**What to produce**: Scan the material below for the string "graves", and copy every line where it shows up.

**Extracted entries**:
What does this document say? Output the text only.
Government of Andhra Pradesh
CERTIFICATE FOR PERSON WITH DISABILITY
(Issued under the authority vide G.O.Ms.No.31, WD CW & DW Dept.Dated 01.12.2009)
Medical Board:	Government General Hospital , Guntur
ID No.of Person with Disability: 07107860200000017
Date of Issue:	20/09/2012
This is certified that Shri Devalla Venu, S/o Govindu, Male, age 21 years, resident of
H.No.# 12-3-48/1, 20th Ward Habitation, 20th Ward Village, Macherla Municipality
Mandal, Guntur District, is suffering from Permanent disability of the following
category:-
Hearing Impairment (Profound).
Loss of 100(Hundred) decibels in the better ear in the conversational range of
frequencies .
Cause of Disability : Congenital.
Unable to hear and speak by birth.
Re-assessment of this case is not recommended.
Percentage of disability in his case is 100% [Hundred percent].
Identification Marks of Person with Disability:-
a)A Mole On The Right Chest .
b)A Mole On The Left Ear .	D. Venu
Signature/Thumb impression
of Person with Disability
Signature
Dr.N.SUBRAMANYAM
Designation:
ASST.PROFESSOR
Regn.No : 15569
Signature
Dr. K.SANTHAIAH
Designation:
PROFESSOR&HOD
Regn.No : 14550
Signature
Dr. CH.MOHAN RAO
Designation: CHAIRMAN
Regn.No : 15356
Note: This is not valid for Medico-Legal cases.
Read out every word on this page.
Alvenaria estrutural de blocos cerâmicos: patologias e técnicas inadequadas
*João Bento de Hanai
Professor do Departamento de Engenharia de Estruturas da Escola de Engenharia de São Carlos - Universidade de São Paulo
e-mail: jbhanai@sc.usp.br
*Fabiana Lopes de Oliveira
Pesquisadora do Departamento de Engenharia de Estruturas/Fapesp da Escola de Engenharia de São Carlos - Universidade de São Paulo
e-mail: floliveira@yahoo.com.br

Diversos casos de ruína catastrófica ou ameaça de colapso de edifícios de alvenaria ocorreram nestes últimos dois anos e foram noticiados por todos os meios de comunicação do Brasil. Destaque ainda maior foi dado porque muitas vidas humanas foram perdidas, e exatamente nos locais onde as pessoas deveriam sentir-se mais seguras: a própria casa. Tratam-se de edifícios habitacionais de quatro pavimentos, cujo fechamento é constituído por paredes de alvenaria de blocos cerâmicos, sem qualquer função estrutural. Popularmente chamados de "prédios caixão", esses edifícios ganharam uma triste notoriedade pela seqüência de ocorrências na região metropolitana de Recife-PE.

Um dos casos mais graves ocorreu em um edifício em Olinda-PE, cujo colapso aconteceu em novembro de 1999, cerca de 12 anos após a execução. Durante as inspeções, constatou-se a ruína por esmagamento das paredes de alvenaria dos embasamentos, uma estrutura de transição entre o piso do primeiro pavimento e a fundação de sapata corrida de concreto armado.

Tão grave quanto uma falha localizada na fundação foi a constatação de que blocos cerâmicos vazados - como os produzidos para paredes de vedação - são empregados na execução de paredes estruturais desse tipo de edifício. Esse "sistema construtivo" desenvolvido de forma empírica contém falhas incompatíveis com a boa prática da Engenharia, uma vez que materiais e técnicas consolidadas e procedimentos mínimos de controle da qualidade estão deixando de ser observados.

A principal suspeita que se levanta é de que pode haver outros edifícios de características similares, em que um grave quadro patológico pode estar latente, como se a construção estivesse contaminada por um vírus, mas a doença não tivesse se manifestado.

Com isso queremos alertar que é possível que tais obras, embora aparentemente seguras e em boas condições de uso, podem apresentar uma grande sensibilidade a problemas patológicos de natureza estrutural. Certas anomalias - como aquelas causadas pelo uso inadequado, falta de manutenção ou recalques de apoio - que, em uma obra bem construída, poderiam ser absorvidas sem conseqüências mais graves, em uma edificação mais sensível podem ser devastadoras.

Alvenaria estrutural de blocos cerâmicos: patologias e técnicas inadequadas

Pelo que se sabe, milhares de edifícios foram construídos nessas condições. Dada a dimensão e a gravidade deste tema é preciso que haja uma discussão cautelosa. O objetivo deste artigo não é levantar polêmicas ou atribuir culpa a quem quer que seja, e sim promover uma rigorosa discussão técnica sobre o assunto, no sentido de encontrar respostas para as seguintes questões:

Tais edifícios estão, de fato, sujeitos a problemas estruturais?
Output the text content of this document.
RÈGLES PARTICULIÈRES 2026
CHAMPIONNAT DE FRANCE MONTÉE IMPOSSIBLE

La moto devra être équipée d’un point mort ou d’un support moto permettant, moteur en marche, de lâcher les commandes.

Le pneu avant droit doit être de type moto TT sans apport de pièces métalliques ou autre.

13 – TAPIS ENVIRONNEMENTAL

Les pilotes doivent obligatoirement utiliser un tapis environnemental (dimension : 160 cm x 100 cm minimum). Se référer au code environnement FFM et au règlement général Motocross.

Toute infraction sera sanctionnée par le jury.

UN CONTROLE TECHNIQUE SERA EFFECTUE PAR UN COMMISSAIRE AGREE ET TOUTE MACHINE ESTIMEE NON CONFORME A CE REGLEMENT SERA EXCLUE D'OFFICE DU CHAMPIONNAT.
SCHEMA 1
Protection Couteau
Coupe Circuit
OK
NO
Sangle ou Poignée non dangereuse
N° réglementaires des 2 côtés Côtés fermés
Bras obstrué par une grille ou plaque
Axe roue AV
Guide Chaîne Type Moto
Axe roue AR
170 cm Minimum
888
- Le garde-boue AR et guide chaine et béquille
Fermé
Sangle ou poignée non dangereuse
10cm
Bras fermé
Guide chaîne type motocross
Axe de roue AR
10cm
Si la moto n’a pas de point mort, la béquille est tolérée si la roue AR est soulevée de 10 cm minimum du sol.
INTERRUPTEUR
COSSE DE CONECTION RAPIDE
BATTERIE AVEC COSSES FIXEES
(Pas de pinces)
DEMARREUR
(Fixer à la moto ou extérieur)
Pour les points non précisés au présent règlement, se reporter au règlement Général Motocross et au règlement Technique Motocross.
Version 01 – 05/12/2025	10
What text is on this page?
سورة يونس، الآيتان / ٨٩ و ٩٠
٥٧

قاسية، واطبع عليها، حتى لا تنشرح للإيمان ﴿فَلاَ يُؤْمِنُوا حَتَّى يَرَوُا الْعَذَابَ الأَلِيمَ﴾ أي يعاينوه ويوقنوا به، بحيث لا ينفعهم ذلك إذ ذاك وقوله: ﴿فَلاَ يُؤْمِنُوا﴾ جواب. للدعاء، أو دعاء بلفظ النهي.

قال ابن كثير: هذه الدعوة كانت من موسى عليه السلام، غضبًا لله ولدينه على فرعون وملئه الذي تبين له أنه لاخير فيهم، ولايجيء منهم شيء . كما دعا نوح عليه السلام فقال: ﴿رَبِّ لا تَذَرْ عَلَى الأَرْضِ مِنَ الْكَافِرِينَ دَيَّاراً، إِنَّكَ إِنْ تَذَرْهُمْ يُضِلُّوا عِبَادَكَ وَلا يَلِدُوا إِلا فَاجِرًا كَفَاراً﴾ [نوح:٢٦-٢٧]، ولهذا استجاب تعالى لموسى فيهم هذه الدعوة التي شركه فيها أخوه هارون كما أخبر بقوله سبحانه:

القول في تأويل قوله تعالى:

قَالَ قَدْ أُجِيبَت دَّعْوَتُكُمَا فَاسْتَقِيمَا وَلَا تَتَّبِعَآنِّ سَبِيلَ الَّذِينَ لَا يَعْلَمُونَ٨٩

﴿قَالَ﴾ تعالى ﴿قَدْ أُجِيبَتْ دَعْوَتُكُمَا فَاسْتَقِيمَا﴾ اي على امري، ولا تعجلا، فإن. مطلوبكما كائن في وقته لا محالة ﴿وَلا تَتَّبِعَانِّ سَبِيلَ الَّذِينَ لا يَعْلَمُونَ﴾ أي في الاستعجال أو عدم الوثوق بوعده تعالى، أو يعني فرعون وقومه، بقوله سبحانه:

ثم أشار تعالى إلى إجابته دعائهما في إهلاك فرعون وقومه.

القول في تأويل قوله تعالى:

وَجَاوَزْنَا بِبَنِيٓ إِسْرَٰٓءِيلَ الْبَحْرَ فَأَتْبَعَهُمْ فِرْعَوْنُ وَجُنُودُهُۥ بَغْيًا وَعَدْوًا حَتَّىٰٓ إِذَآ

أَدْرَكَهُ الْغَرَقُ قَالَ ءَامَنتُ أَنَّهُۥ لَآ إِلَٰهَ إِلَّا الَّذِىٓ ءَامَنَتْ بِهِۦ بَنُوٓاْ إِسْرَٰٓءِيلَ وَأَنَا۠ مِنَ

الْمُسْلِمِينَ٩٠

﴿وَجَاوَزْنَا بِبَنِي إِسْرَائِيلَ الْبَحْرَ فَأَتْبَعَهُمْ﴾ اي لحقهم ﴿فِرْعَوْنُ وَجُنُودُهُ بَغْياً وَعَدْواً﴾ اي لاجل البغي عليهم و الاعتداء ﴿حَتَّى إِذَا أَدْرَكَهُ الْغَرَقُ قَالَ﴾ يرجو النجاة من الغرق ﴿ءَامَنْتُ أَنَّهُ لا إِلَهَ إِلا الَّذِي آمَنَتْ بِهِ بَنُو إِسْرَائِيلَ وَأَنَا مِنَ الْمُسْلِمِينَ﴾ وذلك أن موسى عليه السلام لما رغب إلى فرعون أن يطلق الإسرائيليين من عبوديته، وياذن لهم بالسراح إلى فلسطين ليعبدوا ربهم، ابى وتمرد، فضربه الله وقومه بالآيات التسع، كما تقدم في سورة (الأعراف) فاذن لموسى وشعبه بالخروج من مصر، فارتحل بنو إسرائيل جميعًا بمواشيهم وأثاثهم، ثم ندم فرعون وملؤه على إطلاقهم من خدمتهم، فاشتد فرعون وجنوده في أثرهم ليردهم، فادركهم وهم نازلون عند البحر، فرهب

**Result of the exercise**:
Um dos casos mais graves ocorreu em um edifício em Olinda-PE, cujo colapso aconteceu em novembro de 1999, cerca de 12 anos após a execução. Durante as inspeções, constatou-se a ruína por esmagamento das paredes de alvenaria dos embasamentos, uma estrutura de transição entre o piso do primeiro pavimento e a fundação de sapata corrida de concreto armado.
Com isso queremos alertar que é possível que tais obras, embora aparentemente seguras e em boas condições de uso, podem apresentar uma grande sensibilidade a problemas patológicos de natureza estrutural. Certas anomalias - como aquelas causadas pelo uso inadequado, falta de manutenção ou recalques de apoio - que, em uma obra bem construída, poderiam ser absorvidas sem conseqüências mais graves, em uma edificação mais sensível podem ser devastadoras.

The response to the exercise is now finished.